■ The request
Output each entry exactly; skip nothing.

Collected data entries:
* * * *
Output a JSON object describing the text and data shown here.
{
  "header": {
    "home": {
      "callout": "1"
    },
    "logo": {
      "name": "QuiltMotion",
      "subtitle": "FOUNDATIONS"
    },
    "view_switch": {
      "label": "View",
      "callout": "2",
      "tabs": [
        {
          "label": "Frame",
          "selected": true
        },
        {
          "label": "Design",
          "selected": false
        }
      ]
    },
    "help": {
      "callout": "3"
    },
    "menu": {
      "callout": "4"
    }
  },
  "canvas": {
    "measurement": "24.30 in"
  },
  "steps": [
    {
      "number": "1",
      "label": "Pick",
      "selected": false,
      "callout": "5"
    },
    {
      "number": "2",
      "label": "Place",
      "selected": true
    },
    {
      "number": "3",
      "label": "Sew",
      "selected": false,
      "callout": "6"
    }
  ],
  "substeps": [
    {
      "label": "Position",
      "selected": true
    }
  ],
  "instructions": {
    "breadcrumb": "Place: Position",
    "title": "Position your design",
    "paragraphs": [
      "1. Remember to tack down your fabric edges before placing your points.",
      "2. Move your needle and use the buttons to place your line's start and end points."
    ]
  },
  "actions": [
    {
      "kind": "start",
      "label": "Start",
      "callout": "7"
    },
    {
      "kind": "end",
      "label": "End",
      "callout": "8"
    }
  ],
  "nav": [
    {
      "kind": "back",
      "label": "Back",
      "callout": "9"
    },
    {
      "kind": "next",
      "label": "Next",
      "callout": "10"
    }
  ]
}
* * * *
■ Answer to the problem
Output a JSON object describing the text and data shown here.
{
  "header": {
    "home": {
      "callout": "1"
    },
    "logo": {
      "name": "QuiltMotion",
      "subtitle": "FOUNDATIONS"
    },
    "view_switch": {
      "label": "View",
      "callout": "2",
      "tabs": [
        {
          "label": "Frame",
          "selected": true
        },
        {
          "label": "Design",
          "selected": false
        }
      ]
    },
    "help": {
      "callout": "3"
    },
    "menu": {
      "callout": "4"
    }
  },
  "canvas": {
    "measurement": "24.30 in"
  },
  "steps": [
    {
      "number": "1",
      "label": "Pick",
      "selected": false,
      "callout": "5"
    },
    {
      "number": "2",
      "label": "Place",
      "selected": true
    },
    {
      "number": "3",
      "label": "Sew",
      "selected": false,
      "callout": "6"
    }
  ],
  "substeps": [
    {
      "label": "Position",
      "selected": true
    }
  ],
  "instructions": {
    "breadcrumb": "Place: Position",
    "title": "Position your design",
    "paragraphs": [
      "1. Remember to tack down your fabric edges before placing your points.",
      "2. Move your needle and use the buttons to place your line's start and end points."
    ]
  },
  "actions": [
    {
      "kind": "start",
      "label": "Start",
      "callout": "7"
    },
    {
      "kind": "end",
      "label": "End",
      "callout": "8"
    }
  ],
  "nav": [
    {
      "kind": "back",
      "label": "Back",
      "callout": "9"
    },
    {
      "kind": "next",
      "label": "Next",
      "callout": "10"
    }
  ]
}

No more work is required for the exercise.